### What the task requires
Records follow. Pull out every line that contains "values".

start Provided information

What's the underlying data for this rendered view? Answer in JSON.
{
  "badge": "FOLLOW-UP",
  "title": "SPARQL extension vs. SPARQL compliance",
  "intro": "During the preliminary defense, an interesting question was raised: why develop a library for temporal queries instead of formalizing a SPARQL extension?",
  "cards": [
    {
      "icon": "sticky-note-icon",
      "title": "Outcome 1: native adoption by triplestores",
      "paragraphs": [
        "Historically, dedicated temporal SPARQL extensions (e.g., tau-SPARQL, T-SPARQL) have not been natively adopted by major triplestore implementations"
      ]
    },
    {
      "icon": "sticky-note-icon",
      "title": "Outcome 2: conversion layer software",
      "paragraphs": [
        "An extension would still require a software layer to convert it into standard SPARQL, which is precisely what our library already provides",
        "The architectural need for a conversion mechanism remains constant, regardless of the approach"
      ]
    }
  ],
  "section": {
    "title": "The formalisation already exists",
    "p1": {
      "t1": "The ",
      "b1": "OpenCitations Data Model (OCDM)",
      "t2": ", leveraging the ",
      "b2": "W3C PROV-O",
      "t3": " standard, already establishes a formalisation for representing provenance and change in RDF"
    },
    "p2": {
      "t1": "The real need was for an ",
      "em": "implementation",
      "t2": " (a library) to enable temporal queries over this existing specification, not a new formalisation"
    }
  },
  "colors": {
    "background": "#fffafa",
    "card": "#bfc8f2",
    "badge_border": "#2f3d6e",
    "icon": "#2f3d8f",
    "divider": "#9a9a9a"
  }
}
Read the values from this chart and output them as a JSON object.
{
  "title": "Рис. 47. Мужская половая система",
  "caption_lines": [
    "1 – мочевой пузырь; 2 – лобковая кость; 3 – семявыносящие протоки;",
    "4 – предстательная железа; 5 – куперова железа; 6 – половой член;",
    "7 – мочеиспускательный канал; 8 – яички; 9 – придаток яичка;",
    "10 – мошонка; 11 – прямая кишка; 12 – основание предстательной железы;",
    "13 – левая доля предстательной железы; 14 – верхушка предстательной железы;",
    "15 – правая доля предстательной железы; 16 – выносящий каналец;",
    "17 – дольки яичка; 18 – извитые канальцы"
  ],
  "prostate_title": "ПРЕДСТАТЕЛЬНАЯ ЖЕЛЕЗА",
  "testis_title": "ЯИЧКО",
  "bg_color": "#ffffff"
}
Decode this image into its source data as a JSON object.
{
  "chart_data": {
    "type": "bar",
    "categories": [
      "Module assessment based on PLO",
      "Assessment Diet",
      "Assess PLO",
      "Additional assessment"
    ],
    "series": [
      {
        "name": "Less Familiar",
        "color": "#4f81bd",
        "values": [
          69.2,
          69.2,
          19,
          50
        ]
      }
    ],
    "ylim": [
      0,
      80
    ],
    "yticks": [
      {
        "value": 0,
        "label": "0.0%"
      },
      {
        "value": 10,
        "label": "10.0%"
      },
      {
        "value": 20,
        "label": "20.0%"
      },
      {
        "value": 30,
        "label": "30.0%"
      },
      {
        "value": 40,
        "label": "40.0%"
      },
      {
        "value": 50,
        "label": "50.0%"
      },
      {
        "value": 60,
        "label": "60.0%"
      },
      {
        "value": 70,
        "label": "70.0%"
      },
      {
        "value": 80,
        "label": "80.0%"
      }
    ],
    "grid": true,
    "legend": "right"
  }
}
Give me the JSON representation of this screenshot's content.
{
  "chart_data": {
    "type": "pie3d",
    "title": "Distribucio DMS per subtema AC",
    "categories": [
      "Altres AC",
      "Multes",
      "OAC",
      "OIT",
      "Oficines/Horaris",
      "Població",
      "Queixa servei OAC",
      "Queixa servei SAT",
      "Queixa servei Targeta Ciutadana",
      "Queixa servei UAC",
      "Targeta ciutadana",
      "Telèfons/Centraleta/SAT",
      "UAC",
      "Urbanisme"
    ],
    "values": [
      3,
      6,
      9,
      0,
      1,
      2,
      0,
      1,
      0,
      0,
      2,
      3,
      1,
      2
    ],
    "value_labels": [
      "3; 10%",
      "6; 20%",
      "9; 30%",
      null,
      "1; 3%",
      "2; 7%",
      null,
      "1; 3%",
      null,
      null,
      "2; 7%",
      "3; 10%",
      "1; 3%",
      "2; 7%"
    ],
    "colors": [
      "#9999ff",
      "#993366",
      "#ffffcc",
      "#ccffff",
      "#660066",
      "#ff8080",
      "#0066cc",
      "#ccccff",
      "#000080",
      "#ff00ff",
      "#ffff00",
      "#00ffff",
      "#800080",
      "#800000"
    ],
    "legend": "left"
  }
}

end Provided information

### Answer below
Read the values from this chart and output them as a JSON object.
        "values": [
    "values": [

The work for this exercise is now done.